─── Record excerpts ───

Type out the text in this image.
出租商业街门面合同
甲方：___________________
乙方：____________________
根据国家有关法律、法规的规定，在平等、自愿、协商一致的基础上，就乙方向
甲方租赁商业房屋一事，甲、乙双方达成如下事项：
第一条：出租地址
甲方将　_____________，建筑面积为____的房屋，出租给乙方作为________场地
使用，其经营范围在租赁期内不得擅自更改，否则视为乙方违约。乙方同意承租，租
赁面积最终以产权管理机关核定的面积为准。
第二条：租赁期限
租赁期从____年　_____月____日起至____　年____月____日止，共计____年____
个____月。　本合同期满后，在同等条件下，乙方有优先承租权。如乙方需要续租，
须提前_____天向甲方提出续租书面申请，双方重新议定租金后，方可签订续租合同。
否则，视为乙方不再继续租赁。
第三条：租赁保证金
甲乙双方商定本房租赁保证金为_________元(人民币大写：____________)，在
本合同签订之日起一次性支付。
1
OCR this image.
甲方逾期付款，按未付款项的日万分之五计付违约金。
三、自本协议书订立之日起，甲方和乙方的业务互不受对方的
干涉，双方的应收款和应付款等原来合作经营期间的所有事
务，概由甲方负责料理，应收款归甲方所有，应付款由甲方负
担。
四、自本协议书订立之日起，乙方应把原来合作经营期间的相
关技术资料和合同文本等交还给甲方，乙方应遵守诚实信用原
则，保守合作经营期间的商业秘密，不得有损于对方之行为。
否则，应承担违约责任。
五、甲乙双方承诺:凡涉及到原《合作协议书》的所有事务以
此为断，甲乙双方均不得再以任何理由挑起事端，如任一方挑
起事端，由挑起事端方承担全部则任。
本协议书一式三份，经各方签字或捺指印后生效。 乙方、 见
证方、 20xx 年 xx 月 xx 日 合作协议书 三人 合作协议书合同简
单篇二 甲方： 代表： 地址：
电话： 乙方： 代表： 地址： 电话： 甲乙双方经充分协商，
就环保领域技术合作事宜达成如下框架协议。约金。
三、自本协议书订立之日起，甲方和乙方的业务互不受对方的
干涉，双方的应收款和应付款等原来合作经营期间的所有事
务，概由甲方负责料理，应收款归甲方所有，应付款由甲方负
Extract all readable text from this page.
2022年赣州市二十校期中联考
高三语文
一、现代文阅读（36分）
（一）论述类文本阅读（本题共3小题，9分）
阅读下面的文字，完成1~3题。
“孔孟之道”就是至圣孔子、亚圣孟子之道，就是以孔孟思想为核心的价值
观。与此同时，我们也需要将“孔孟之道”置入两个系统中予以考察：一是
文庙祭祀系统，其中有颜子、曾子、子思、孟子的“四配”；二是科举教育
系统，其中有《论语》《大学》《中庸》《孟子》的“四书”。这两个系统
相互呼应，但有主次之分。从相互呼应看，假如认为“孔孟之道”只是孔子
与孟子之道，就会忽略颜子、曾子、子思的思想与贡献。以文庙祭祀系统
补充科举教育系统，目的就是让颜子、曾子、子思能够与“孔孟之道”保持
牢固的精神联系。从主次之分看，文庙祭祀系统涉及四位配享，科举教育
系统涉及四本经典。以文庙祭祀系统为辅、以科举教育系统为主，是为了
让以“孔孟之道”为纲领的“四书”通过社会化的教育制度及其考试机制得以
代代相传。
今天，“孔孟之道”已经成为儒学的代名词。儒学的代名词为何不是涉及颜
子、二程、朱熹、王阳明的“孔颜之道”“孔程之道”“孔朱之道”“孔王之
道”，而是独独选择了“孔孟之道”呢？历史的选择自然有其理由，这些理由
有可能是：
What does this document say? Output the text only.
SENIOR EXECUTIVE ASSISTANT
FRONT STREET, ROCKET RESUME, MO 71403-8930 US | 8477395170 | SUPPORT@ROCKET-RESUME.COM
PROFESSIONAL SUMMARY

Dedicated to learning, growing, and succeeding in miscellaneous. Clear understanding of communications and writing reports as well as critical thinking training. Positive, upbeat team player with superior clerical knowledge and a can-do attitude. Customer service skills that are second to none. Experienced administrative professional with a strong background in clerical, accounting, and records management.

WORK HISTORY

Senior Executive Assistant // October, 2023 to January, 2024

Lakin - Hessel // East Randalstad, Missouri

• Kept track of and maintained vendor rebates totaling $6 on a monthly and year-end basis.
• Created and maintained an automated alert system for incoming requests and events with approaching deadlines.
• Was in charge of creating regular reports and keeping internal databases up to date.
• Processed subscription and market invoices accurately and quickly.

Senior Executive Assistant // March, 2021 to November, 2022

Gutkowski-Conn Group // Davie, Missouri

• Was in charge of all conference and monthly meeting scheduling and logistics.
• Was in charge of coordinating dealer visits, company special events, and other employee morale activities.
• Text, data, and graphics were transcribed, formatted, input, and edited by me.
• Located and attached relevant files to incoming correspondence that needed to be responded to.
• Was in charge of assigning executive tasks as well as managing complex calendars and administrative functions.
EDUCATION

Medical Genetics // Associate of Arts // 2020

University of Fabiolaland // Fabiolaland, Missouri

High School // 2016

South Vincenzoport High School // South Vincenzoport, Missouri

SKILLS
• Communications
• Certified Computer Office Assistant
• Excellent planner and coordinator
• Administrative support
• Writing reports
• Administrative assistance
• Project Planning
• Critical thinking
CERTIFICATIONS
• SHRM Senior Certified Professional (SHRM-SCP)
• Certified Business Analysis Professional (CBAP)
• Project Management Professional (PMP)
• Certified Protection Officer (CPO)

───

Check each line of the entries for the string "合作协议书". Copy the lines that have it.

五、甲乙双方承诺:凡涉及到原《合作协议书》的所有事务以
证方、 20xx 年 xx 月 xx 日 合作协议书 三人 合作协议书合同简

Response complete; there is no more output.